◆ Written problem ◆
Would it be possible to write out each entry below exactly, without the pictures?

[Data entries]
-- Begin --
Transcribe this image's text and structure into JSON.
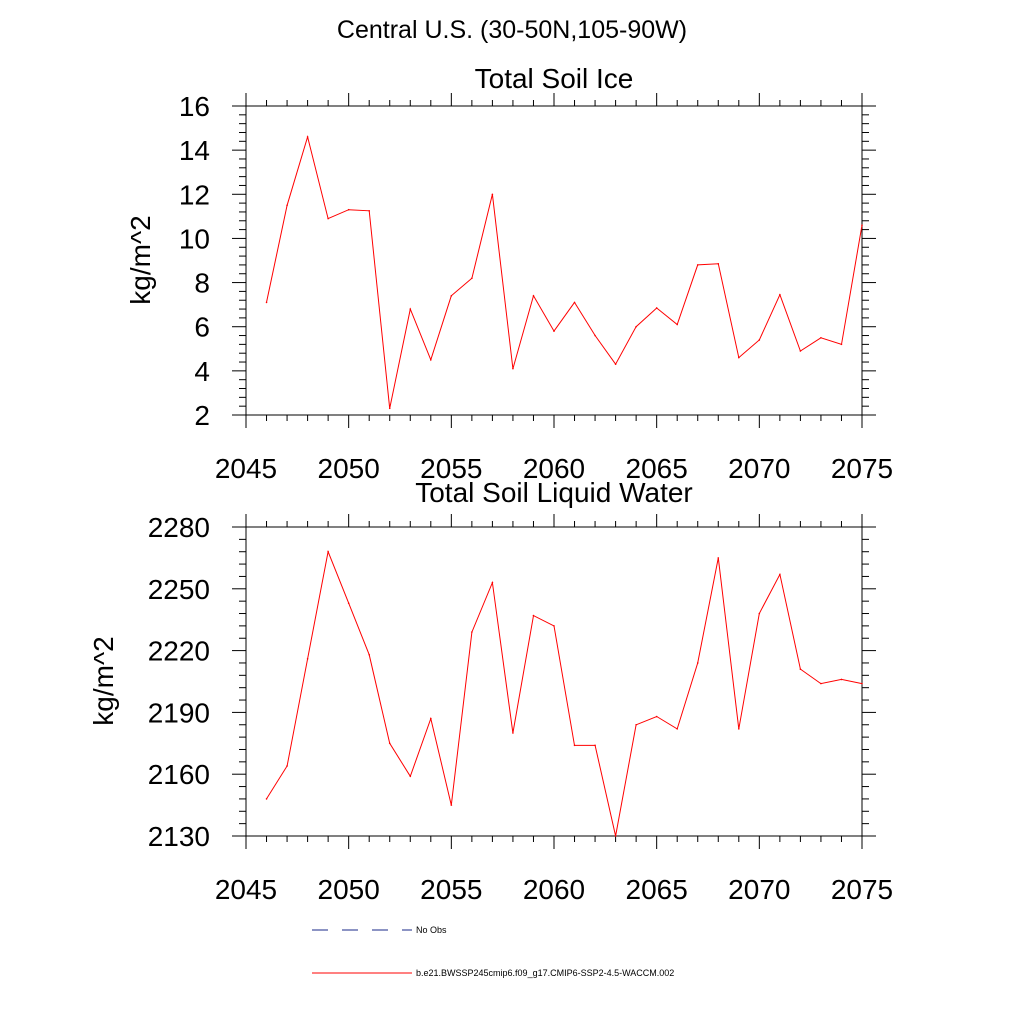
{
  "figure_title": "Central U.S. (30-50N,105-90W)",
  "chart_data": [
    {
      "type": "line",
      "title": "Total Soil Ice",
      "xlabel": "",
      "ylabel": "kg/m^2",
      "xlim": [
        2045,
        2075
      ],
      "ylim": [
        2,
        16
      ],
      "x_ticks": [
        2045,
        2050,
        2055,
        2060,
        2065,
        2070,
        2075
      ],
      "y_ticks": [
        2,
        4,
        6,
        8,
        10,
        12,
        14,
        16
      ],
      "x": [
        2046,
        2047,
        2048,
        2049,
        2050,
        2051,
        2052,
        2053,
        2054,
        2055,
        2056,
        2057,
        2058,
        2059,
        2060,
        2061,
        2062,
        2063,
        2064,
        2065,
        2066,
        2067,
        2068,
        2069,
        2070,
        2071,
        2072,
        2073,
        2074,
        2075
      ],
      "series": [
        {
          "name": "b.e21.BWSSP245cmip6.f09_g17.CMIP6-SSP2-4.5-WACCM.002",
          "color": "#ff0000",
          "values": [
            7.1,
            11.5,
            14.6,
            10.9,
            11.3,
            11.25,
            2.3,
            6.8,
            4.5,
            7.4,
            8.2,
            12.0,
            4.1,
            7.4,
            5.8,
            7.1,
            5.6,
            4.3,
            6.0,
            6.85,
            6.1,
            8.8,
            8.85,
            4.6,
            5.4,
            7.45,
            4.9,
            5.5,
            5.2,
            10.6
          ]
        }
      ]
    },
    {
      "type": "line",
      "title": "Total Soil Liquid Water",
      "xlabel": "",
      "ylabel": "kg/m^2",
      "xlim": [
        2045,
        2075
      ],
      "ylim": [
        2130,
        2280
      ],
      "x_ticks": [
        2045,
        2050,
        2055,
        2060,
        2065,
        2070,
        2075
      ],
      "y_ticks": [
        2130,
        2160,
        2190,
        2220,
        2250,
        2280
      ],
      "x": [
        2046,
        2047,
        2048,
        2049,
        2050,
        2051,
        2052,
        2053,
        2054,
        2055,
        2056,
        2057,
        2058,
        2059,
        2060,
        2061,
        2062,
        2063,
        2064,
        2065,
        2066,
        2067,
        2068,
        2069,
        2070,
        2071,
        2072,
        2073,
        2074,
        2075
      ],
      "series": [
        {
          "name": "b.e21.BWSSP245cmip6.f09_g17.CMIP6-SSP2-4.5-WACCM.002",
          "color": "#ff0000",
          "values": [
            2148,
            2164,
            2216,
            2268,
            2243,
            2218,
            2175,
            2159,
            2187,
            2145,
            2229,
            2253,
            2180,
            2237,
            2232,
            2174,
            2174,
            2130,
            2184,
            2188,
            2182,
            2214,
            2265,
            2182,
            2238,
            2257,
            2211,
            2204,
            2206,
            2204
          ]
        }
      ]
    }
  ],
  "legend": {
    "entries": [
      {
        "label": "No Obs",
        "style": "dashed",
        "color": "#1a2a8a"
      },
      {
        "label": "b.e21.BWSSP245cmip6.f09_g17.CMIP6-SSP2-4.5-WACCM.002",
        "style": "solid",
        "color": "#ff0000"
      }
    ]
  }
}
-- End --
◆ Output ◆
Transcribe this image's text and structure into JSON.
{
  "figure_title": "Central U.S. (30-50N,105-90W)",
  "chart_data": [
    {
      "type": "line",
      "title": "Total Soil Ice",
      "xlabel": "",
      "ylabel": "kg/m^2",
      "xlim": [
        2045,
        2075
      ],
      "ylim": [
        2,
        16
      ],
      "x_ticks": [
        2045,
        2050,
        2055,
        2060,
        2065,
        2070,
        2075
      ],
      "y_ticks": [
        2,
        4,
        6,
        8,
        10,
        12,
        14,
        16
      ],
      "x": [
        2046,
        2047,
        2048,
        2049,
        2050,
        2051,
        2052,
        2053,
        2054,
        2055,
        2056,
        2057,
        2058,
        2059,
        2060,
        2061,
        2062,
        2063,
        2064,
        2065,
        2066,
        2067,
        2068,
        2069,
        2070,
        2071,
        2072,
        2073,
        2074,
        2075
      ],
      "series": [
        {
          "name": "b.e21.BWSSP245cmip6.f09_g17.CMIP6-SSP2-4.5-WACCM.002",
          "color": "#ff0000",
          "values": [
            7.1,
            11.5,
            14.6,
            10.9,
            11.3,
            11.25,
            2.3,
            6.8,
            4.5,
            7.4,
            8.2,
            12.0,
            4.1,
            7.4,
            5.8,
            7.1,
            5.6,
            4.3,
            6.0,
            6.85,
            6.1,
            8.8,
            8.85,
            4.6,
            5.4,
            7.45,
            4.9,
            5.5,
            5.2,
            10.6
          ]
        }
      ]
    },
    {
      "type": "line",
      "title": "Total Soil Liquid Water",
      "xlabel": "",
      "ylabel": "kg/m^2",
      "xlim": [
        2045,
        2075
      ],
      "ylim": [
        2130,
        2280
      ],
      "x_ticks": [
        2045,
        2050,
        2055,
        2060,
        2065,
        2070,
        2075
      ],
      "y_ticks": [
        2130,
        2160,
        2190,
        2220,
        2250,
        2280
      ],
      "x": [
        2046,
        2047,
        2048,
        2049,
        2050,
        2051,
        2052,
        2053,
        2054,
        2055,
        2056,
        2057,
        2058,
        2059,
        2060,
        2061,
        2062,
        2063,
        2064,
        2065,
        2066,
        2067,
        2068,
        2069,
        2070,
        2071,
        2072,
        2073,
        2074,
        2075
      ],
      "series": [
        {
          "name": "b.e21.BWSSP245cmip6.f09_g17.CMIP6-SSP2-4.5-WACCM.002",
          "color": "#ff0000",
          "values": [
            2148,
            2164,
            2216,
            2268,
            2243,
            2218,
            2175,
            2159,
            2187,
            2145,
            2229,
            2253,
            2180,
            2237,
            2232,
            2174,
            2174,
            2130,
            2184,
            2188,
            2182,
            2214,
            2265,
            2182,
            2238,
            2257,
            2211,
            2204,
            2206,
            2204
          ]
        }
      ]
    }
  ],
  "legend": {
    "entries": [
      {
        "label": "No Obs",
        "style": "dashed",
        "color": "#1a2a8a"
      },
      {
        "label": "b.e21.BWSSP245cmip6.f09_g17.CMIP6-SSP2-4.5-WACCM.002",
        "style": "solid",
        "color": "#ff0000"
      }
    ]
  }
}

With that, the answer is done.